-- Start Records supplied --
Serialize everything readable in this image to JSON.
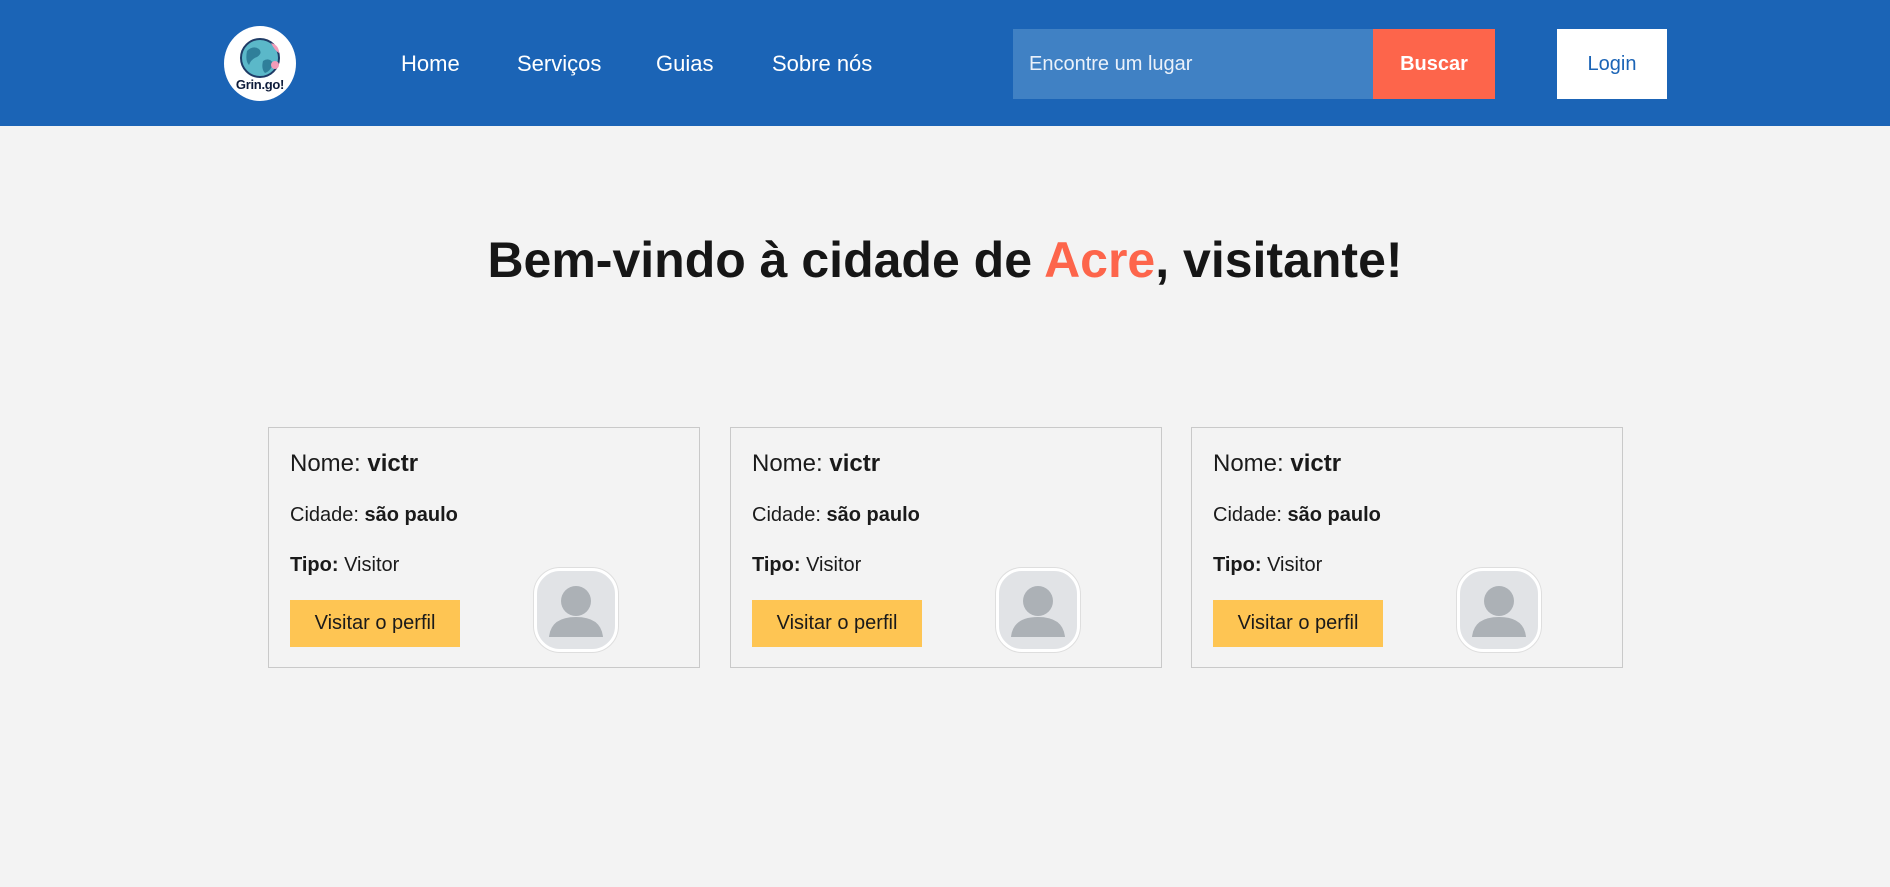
{
  "header": {
    "logo_text": "Grin.go!",
    "logo_icon": "globe-icon",
    "nav": {
      "home": "Home",
      "servicos": "Serviços",
      "guias": "Guias",
      "sobre": "Sobre nós"
    },
    "search": {
      "placeholder": "Encontre um lugar",
      "button_label": "Buscar"
    },
    "login_label": "Login"
  },
  "welcome": {
    "prefix": "Bem-vindo à cidade de ",
    "city": "Acre",
    "suffix": ", visitante!"
  },
  "cards": [
    {
      "name_label": "Nome: ",
      "name": "victr",
      "city_label": "Cidade: ",
      "city": "são paulo",
      "type_label": "Tipo:",
      "type": " Visitor",
      "button_label": "Visitar o perfil",
      "avatar_icon": "user-avatar-icon"
    },
    {
      "name_label": "Nome: ",
      "name": "victr",
      "city_label": "Cidade: ",
      "city": "são paulo",
      "type_label": "Tipo:",
      "type": " Visitor",
      "button_label": "Visitar o perfil",
      "avatar_icon": "user-avatar-icon"
    },
    {
      "name_label": "Nome: ",
      "name": "victr",
      "city_label": "Cidade: ",
      "city": "são paulo",
      "type_label": "Tipo:",
      "type": " Visitor",
      "button_label": "Visitar o perfil",
      "avatar_icon": "user-avatar-icon"
    }
  ],
  "colors": {
    "navbar": "#1b64b6",
    "search_bg": "#4081c4",
    "accent": "#fd654b",
    "button_yellow": "#fec553",
    "page_bg": "#f3f3f3"
  }
}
-- End Records supplied --
## Goal
The records above should be reproduced exactly, with no pictures included.

## Answer to the problem
Serialize everything readable in this image to JSON.
{
  "header": {
    "logo_text": "Grin.go!",
    "logo_icon": "globe-icon",
    "nav": {
      "home": "Home",
      "servicos": "Serviços",
      "guias": "Guias",
      "sobre": "Sobre nós"
    },
    "search": {
      "placeholder": "Encontre um lugar",
      "button_label": "Buscar"
    },
    "login_label": "Login"
  },
  "welcome": {
    "prefix": "Bem-vindo à cidade de ",
    "city": "Acre",
    "suffix": ", visitante!"
  },
  "cards": [
    {
      "name_label": "Nome: ",
      "name": "victr",
      "city_label": "Cidade: ",
      "city": "são paulo",
      "type_label": "Tipo:",
      "type": " Visitor",
      "button_label": "Visitar o perfil",
      "avatar_icon": "user-avatar-icon"
    },
    {
      "name_label": "Nome: ",
      "name": "victr",
      "city_label": "Cidade: ",
      "city": "são paulo",
      "type_label": "Tipo:",
      "type": " Visitor",
      "button_label": "Visitar o perfil",
      "avatar_icon": "user-avatar-icon"
    },
    {
      "name_label": "Nome: ",
      "name": "victr",
      "city_label": "Cidade: ",
      "city": "são paulo",
      "type_label": "Tipo:",
      "type": " Visitor",
      "button_label": "Visitar o perfil",
      "avatar_icon": "user-avatar-icon"
    }
  ],
  "colors": {
    "navbar": "#1b64b6",
    "search_bg": "#4081c4",
    "accent": "#fd654b",
    "button_yellow": "#fec553",
    "page_bg": "#f3f3f3"
  }
}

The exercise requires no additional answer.